> _GIVEN PROBLEM_:
Could you write out every entry exactly as it stands?

> _AVAILABLE RECORDS_:
------------

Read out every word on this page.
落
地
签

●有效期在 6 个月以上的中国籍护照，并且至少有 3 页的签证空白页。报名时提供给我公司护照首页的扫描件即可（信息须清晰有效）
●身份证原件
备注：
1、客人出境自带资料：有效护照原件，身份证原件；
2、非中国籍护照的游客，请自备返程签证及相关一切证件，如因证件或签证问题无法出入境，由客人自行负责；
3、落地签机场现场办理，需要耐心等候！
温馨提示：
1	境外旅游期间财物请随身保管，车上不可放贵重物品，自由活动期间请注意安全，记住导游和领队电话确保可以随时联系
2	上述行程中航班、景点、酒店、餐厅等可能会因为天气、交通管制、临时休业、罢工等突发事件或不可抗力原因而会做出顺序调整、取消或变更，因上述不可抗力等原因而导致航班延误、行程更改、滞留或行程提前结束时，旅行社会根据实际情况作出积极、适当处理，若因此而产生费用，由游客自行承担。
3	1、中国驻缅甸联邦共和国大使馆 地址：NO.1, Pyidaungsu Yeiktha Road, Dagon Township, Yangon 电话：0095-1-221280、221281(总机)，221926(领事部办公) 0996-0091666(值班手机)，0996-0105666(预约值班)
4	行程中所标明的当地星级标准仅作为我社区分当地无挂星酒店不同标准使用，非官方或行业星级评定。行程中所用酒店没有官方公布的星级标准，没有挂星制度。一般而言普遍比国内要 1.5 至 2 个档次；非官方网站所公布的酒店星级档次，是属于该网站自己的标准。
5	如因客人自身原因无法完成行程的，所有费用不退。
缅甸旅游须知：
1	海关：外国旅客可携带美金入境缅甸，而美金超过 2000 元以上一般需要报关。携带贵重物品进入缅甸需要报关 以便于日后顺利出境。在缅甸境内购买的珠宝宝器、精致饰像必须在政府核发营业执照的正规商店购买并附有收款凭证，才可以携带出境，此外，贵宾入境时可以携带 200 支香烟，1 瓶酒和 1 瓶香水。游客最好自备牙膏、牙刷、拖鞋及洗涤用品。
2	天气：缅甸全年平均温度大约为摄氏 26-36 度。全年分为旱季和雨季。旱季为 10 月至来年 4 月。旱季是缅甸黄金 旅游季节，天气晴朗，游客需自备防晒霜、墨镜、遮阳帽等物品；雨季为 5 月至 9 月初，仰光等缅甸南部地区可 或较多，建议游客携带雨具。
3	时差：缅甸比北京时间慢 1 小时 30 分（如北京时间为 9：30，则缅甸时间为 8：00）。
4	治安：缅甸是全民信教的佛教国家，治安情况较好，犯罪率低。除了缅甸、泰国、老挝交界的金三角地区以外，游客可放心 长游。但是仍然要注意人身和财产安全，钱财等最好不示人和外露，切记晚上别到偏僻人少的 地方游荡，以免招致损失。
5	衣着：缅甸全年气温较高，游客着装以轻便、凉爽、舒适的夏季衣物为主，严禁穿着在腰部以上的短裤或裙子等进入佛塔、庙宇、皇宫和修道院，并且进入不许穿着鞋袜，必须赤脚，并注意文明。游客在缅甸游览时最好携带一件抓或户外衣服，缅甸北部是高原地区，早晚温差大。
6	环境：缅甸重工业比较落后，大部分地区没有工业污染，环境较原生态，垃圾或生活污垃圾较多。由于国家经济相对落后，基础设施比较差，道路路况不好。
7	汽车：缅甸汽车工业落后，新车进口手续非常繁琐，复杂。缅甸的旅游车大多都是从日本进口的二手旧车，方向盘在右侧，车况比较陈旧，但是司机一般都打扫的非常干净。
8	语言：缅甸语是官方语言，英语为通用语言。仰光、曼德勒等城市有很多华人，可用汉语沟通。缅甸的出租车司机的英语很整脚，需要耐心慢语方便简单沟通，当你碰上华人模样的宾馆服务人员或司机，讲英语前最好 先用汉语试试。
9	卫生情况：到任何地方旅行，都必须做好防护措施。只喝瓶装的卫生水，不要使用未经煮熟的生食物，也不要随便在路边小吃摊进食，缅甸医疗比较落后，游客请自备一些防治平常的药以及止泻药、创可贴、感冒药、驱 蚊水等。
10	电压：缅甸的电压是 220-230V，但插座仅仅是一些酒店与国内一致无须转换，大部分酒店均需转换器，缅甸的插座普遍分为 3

------------

> _RESULT_:
Read out every word on this page.
落
地
签

●有效期在 6 个月以上的中国籍护照，并且至少有 3 页的签证空白页。报名时提供给我公司护照首页的扫描件即可（信息须清晰有效）
●身份证原件
备注：
1、客人出境自带资料：有效护照原件，身份证原件；
2、非中国籍护照的游客，请自备返程签证及相关一切证件，如因证件或签证问题无法出入境，由客人自行负责；
3、落地签机场现场办理，需要耐心等候！
温馨提示：
1	境外旅游期间财物请随身保管，车上不可放贵重物品，自由活动期间请注意安全，记住导游和领队电话确保可以随时联系
2	上述行程中航班、景点、酒店、餐厅等可能会因为天气、交通管制、临时休业、罢工等突发事件或不可抗力原因而会做出顺序调整、取消或变更，因上述不可抗力等原因而导致航班延误、行程更改、滞留或行程提前结束时，旅行社会根据实际情况作出积极、适当处理，若因此而产生费用，由游客自行承担。
3	1、中国驻缅甸联邦共和国大使馆 地址：NO.1, Pyidaungsu Yeiktha Road, Dagon Township, Yangon 电话：0095-1-221280、221281(总机)，221926(领事部办公) 0996-0091666(值班手机)，0996-0105666(预约值班)
4	行程中所标明的当地星级标准仅作为我社区分当地无挂星酒店不同标准使用，非官方或行业星级评定。行程中所用酒店没有官方公布的星级标准，没有挂星制度。一般而言普遍比国内要 1.5 至 2 个档次；非官方网站所公布的酒店星级档次，是属于该网站自己的标准。
5	如因客人自身原因无法完成行程的，所有费用不退。
缅甸旅游须知：
1	海关：外国旅客可携带美金入境缅甸，而美金超过 2000 元以上一般需要报关。携带贵重物品进入缅甸需要报关 以便于日后顺利出境。在缅甸境内购买的珠宝宝器、精致饰像必须在政府核发营业执照的正规商店购买并附有收款凭证，才可以携带出境，此外，贵宾入境时可以携带 200 支香烟，1 瓶酒和 1 瓶香水。游客最好自备牙膏、牙刷、拖鞋及洗涤用品。
2	天气：缅甸全年平均温度大约为摄氏 26-36 度。全年分为旱季和雨季。旱季为 10 月至来年 4 月。旱季是缅甸黄金 旅游季节，天气晴朗，游客需自备防晒霜、墨镜、遮阳帽等物品；雨季为 5 月至 9 月初，仰光等缅甸南部地区可 或较多，建议游客携带雨具。
3	时差：缅甸比北京时间慢 1 小时 30 分（如北京时间为 9：30，则缅甸时间为 8：00）。
4	治安：缅甸是全民信教的佛教国家，治安情况较好，犯罪率低。除了缅甸、泰国、老挝交界的金三角地区以外，游客可放心 长游。但是仍然要注意人身和财产安全，钱财等最好不示人和外露，切记晚上别到偏僻人少的 地方游荡，以免招致损失。
5	衣着：缅甸全年气温较高，游客着装以轻便、凉爽、舒适的夏季衣物为主，严禁穿着在腰部以上的短裤或裙子等进入佛塔、庙宇、皇宫和修道院，并且进入不许穿着鞋袜，必须赤脚，并注意文明。游客在缅甸游览时最好携带一件抓或户外衣服，缅甸北部是高原地区，早晚温差大。
6	环境：缅甸重工业比较落后，大部分地区没有工业污染，环境较原生态，垃圾或生活污垃圾较多。由于国家经济相对落后，基础设施比较差，道路路况不好。
7	汽车：缅甸汽车工业落后，新车进口手续非常繁琐，复杂。缅甸的旅游车大多都是从日本进口的二手旧车，方向盘在右侧，车况比较陈旧，但是司机一般都打扫的非常干净。
8	语言：缅甸语是官方语言，英语为通用语言。仰光、曼德勒等城市有很多华人，可用汉语沟通。缅甸的出租车司机的英语很整脚，需要耐心慢语方便简单沟通，当你碰上华人模样的宾馆服务人员或司机，讲英语前最好 先用汉语试试。
9	卫生情况：到任何地方旅行，都必须做好防护措施。只喝瓶装的卫生水，不要使用未经煮熟的生食物，也不要随便在路边小吃摊进食，缅甸医疗比较落后，游客请自备一些防治平常的药以及止泻药、创可贴、感冒药、驱 蚊水等。
10	电压：缅甸的电压是 220-230V，但插座仅仅是一些酒店与国内一致无须转换，大部分酒店均需转换器，缅甸的插座普遍分为 3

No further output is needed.